__Exercise details__.
Lines holding the string "Powered" are the ones to copy from this listing.

__Given information__.
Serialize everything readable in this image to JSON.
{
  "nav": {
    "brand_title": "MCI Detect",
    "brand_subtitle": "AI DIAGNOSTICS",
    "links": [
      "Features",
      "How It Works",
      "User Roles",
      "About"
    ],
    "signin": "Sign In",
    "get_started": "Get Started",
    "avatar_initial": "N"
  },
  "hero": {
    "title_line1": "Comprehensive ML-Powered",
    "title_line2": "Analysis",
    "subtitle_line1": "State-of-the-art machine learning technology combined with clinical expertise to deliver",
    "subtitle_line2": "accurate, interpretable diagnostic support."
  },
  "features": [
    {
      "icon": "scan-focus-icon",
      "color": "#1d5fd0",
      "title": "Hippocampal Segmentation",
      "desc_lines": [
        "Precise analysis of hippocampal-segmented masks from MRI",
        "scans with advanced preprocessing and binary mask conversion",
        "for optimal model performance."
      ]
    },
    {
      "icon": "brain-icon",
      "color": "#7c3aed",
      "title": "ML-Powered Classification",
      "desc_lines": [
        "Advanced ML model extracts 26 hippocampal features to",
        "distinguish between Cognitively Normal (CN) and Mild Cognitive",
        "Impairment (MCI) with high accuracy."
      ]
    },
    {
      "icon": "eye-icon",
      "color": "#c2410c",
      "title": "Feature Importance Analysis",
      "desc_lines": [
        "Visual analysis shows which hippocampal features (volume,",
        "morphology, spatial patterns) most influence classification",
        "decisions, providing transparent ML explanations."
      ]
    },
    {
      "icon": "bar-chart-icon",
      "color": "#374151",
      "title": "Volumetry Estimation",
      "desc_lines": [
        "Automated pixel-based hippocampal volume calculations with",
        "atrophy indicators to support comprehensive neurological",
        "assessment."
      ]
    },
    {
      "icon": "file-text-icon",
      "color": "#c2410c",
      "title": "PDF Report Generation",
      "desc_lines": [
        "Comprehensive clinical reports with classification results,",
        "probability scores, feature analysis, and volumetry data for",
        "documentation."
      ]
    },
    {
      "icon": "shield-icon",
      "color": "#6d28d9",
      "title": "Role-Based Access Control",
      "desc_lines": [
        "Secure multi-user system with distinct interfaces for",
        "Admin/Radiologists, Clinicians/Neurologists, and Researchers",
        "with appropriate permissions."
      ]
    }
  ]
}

__Result of the task__.
    "title_line1": "Comprehensive ML-Powered",
      "title": "ML-Powered Classification",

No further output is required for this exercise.